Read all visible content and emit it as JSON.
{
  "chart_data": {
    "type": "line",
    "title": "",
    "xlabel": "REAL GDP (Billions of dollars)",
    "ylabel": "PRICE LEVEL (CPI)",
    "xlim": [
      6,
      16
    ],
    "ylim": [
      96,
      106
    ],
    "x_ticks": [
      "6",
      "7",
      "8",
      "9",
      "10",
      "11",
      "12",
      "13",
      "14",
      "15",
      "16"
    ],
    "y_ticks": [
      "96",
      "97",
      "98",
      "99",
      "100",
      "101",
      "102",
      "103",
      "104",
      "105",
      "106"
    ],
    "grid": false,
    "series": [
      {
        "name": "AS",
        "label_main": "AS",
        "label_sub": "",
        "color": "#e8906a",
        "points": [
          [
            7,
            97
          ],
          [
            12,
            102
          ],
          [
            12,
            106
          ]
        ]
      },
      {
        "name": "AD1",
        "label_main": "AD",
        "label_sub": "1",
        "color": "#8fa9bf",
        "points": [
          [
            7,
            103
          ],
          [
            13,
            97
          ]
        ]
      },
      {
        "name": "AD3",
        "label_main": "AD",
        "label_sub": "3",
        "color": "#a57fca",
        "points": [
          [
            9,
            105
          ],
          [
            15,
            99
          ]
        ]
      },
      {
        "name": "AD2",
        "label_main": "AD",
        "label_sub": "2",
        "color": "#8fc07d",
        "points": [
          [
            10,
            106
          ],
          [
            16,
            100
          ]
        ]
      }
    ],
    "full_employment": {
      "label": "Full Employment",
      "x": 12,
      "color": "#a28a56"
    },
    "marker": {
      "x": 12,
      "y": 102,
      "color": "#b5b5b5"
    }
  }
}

══════════

▶ _WHAT THE EXERCISE ASKS_
The entries above must be returned exactly.

▶ _REPLY_
Read all visible content and emit it as JSON.
{
  "chart_data": {
    "type": "line",
    "title": "",
    "xlabel": "REAL GDP (Billions of dollars)",
    "ylabel": "PRICE LEVEL (CPI)",
    "xlim": [
      6,
      16
    ],
    "ylim": [
      96,
      106
    ],
    "x_ticks": [
      "6",
      "7",
      "8",
      "9",
      "10",
      "11",
      "12",
      "13",
      "14",
      "15",
      "16"
    ],
    "y_ticks": [
      "96",
      "97",
      "98",
      "99",
      "100",
      "101",
      "102",
      "103",
      "104",
      "105",
      "106"
    ],
    "grid": false,
    "series": [
      {
        "name": "AS",
        "label_main": "AS",
        "label_sub": "",
        "color": "#e8906a",
        "points": [
          [
            7,
            97
          ],
          [
            12,
            102
          ],
          [
            12,
            106
          ]
        ]
      },
      {
        "name": "AD1",
        "label_main": "AD",
        "label_sub": "1",
        "color": "#8fa9bf",
        "points": [
          [
            7,
            103
          ],
          [
            13,
            97
          ]
        ]
      },
      {
        "name": "AD3",
        "label_main": "AD",
        "label_sub": "3",
        "color": "#a57fca",
        "points": [
          [
            9,
            105
          ],
          [
            15,
            99
          ]
        ]
      },
      {
        "name": "AD2",
        "label_main": "AD",
        "label_sub": "2",
        "color": "#8fc07d",
        "points": [
          [
            10,
            106
          ],
          [
            16,
            100
          ]
        ]
      }
    ],
    "full_employment": {
      "label": "Full Employment",
      "x": 12,
      "color": "#a28a56"
    },
    "marker": {
      "x": 12,
      "y": 102,
      "color": "#b5b5b5"
    }
  }
}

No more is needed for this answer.